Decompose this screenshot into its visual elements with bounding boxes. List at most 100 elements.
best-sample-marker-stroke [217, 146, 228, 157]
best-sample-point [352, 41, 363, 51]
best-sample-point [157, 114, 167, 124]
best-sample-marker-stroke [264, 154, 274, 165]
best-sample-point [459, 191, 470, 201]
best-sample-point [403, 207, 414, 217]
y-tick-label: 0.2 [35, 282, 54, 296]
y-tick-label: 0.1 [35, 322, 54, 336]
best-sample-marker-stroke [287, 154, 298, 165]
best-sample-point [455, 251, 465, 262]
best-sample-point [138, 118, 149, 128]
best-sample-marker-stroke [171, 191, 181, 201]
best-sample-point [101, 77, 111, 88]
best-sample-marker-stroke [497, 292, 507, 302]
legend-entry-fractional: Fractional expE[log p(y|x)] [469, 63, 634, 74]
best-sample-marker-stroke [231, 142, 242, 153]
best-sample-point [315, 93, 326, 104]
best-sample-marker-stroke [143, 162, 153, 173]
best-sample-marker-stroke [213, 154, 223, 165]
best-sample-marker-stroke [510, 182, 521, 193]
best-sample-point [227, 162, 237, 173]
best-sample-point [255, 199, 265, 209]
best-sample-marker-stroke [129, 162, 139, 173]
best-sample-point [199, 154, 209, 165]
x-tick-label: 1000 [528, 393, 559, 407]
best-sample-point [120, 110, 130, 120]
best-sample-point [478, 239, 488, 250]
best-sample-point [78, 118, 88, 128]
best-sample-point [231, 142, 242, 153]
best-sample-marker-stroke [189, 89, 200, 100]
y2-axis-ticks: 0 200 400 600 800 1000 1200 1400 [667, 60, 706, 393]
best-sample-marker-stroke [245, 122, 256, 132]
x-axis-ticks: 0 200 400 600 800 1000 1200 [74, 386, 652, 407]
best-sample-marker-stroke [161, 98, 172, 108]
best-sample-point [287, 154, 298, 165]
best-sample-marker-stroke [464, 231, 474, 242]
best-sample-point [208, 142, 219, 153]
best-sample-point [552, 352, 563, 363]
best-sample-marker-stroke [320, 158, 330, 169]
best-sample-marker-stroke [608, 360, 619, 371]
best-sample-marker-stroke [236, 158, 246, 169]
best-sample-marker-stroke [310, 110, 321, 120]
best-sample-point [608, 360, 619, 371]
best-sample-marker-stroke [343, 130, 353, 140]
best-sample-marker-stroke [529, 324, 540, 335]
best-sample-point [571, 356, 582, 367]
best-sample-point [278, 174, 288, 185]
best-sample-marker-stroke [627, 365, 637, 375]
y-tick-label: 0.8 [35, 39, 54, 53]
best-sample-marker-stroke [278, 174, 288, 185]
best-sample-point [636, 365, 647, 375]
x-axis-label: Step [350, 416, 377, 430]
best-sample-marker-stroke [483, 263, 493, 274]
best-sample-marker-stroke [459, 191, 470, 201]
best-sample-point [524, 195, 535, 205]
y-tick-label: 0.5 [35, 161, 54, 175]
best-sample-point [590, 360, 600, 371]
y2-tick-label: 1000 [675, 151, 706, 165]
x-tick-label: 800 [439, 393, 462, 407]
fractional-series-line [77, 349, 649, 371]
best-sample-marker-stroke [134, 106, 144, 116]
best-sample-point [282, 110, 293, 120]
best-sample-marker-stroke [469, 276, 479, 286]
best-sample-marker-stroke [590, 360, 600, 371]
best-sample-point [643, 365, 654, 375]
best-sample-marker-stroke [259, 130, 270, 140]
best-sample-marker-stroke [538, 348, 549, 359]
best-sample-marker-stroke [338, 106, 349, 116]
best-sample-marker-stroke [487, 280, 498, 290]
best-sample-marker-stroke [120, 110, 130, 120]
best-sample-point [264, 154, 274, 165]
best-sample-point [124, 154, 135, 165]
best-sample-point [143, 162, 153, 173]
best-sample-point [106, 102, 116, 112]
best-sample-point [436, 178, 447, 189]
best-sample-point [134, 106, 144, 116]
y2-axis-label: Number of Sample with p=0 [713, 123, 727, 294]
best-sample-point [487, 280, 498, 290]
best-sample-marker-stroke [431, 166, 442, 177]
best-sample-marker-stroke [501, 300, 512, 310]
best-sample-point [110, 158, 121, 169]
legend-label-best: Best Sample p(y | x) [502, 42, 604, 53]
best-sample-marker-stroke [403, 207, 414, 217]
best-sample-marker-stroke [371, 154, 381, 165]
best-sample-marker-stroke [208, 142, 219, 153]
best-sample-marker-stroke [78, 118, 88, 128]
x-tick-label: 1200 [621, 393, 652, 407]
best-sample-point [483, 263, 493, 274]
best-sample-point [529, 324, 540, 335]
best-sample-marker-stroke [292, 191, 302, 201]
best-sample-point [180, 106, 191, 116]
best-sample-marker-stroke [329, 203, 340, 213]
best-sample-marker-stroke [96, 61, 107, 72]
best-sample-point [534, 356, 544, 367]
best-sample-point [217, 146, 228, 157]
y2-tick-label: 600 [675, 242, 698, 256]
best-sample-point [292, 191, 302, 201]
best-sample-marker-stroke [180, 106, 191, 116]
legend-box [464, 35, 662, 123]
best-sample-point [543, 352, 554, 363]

# # #

**Exercise instructions:**
Copy every item above verbatim, in the same order, with nothing left out.

**Solution below:**
Decompose this screenshot into its visual elements with bounding boxes. List at most 100 elements.
best-sample-marker-stroke [217, 146, 228, 157]
best-sample-point [352, 41, 363, 51]
best-sample-point [157, 114, 167, 124]
best-sample-marker-stroke [264, 154, 274, 165]
best-sample-point [459, 191, 470, 201]
best-sample-point [403, 207, 414, 217]
y-tick-label: 0.2 [35, 282, 54, 296]
y-tick-label: 0.1 [35, 322, 54, 336]
best-sample-marker-stroke [287, 154, 298, 165]
best-sample-point [455, 251, 465, 262]
best-sample-point [138, 118, 149, 128]
best-sample-marker-stroke [171, 191, 181, 201]
best-sample-point [101, 77, 111, 88]
best-sample-marker-stroke [497, 292, 507, 302]
legend-entry-fractional: Fractional expE[log p(y|x)] [469, 63, 634, 74]
best-sample-marker-stroke [231, 142, 242, 153]
best-sample-point [315, 93, 326, 104]
best-sample-marker-stroke [143, 162, 153, 173]
best-sample-marker-stroke [213, 154, 223, 165]
best-sample-marker-stroke [510, 182, 521, 193]
best-sample-point [227, 162, 237, 173]
best-sample-point [255, 199, 265, 209]
best-sample-marker-stroke [129, 162, 139, 173]
best-sample-point [199, 154, 209, 165]
x-tick-label: 1000 [528, 393, 559, 407]
best-sample-point [120, 110, 130, 120]
best-sample-point [478, 239, 488, 250]
best-sample-point [78, 118, 88, 128]
best-sample-point [231, 142, 242, 153]
best-sample-marker-stroke [189, 89, 200, 100]
y2-axis-ticks: 0 200 400 600 800 1000 1200 1400 [667, 60, 706, 393]
best-sample-marker-stroke [245, 122, 256, 132]
x-axis-ticks: 0 200 400 600 800 1000 1200 [74, 386, 652, 407]
best-sample-marker-stroke [161, 98, 172, 108]
best-sample-point [287, 154, 298, 165]
best-sample-marker-stroke [464, 231, 474, 242]
best-sample-point [208, 142, 219, 153]
best-sample-point [552, 352, 563, 363]
best-sample-marker-stroke [320, 158, 330, 169]
best-sample-marker-stroke [608, 360, 619, 371]
best-sample-marker-stroke [236, 158, 246, 169]
best-sample-marker-stroke [310, 110, 321, 120]
best-sample-point [608, 360, 619, 371]
best-sample-marker-stroke [343, 130, 353, 140]
best-sample-marker-stroke [529, 324, 540, 335]
best-sample-point [571, 356, 582, 367]
best-sample-point [278, 174, 288, 185]
best-sample-marker-stroke [627, 365, 637, 375]
y-tick-label: 0.8 [35, 39, 54, 53]
best-sample-marker-stroke [278, 174, 288, 185]
best-sample-point [636, 365, 647, 375]
x-axis-label: Step [350, 416, 377, 430]
best-sample-marker-stroke [483, 263, 493, 274]
best-sample-marker-stroke [459, 191, 470, 201]
best-sample-point [524, 195, 535, 205]
y-tick-label: 0.5 [35, 161, 54, 175]
best-sample-point [590, 360, 600, 371]
y2-tick-label: 1000 [675, 151, 706, 165]
x-tick-label: 800 [439, 393, 462, 407]
fractional-series-line [77, 349, 649, 371]
best-sample-marker-stroke [134, 106, 144, 116]
best-sample-point [282, 110, 293, 120]
best-sample-marker-stroke [469, 276, 479, 286]
best-sample-marker-stroke [590, 360, 600, 371]
best-sample-point [643, 365, 654, 375]
best-sample-marker-stroke [259, 130, 270, 140]
best-sample-marker-stroke [538, 348, 549, 359]
best-sample-marker-stroke [338, 106, 349, 116]
best-sample-marker-stroke [487, 280, 498, 290]
best-sample-marker-stroke [120, 110, 130, 120]
best-sample-point [264, 154, 274, 165]
best-sample-point [124, 154, 135, 165]
best-sample-point [143, 162, 153, 173]
best-sample-point [106, 102, 116, 112]
best-sample-point [436, 178, 447, 189]
best-sample-point [134, 106, 144, 116]
y2-axis-label: Number of Sample with p=0 [713, 123, 727, 294]
best-sample-point [487, 280, 498, 290]
best-sample-marker-stroke [431, 166, 442, 177]
best-sample-marker-stroke [501, 300, 512, 310]
best-sample-point [110, 158, 121, 169]
legend-label-best: Best Sample p(y | x) [502, 42, 604, 53]
best-sample-marker-stroke [403, 207, 414, 217]
best-sample-marker-stroke [371, 154, 381, 165]
best-sample-marker-stroke [208, 142, 219, 153]
best-sample-marker-stroke [78, 118, 88, 128]
x-tick-label: 1200 [621, 393, 652, 407]
best-sample-point [483, 263, 493, 274]
best-sample-point [529, 324, 540, 335]
best-sample-marker-stroke [292, 191, 302, 201]
best-sample-point [180, 106, 191, 116]
best-sample-marker-stroke [329, 203, 340, 213]
best-sample-marker-stroke [96, 61, 107, 72]
best-sample-point [534, 356, 544, 367]
best-sample-point [217, 146, 228, 157]
y2-tick-label: 600 [675, 242, 698, 256]
best-sample-point [292, 191, 302, 201]
best-sample-marker-stroke [180, 106, 191, 116]
legend-box [464, 35, 662, 123]
best-sample-point [543, 352, 554, 363]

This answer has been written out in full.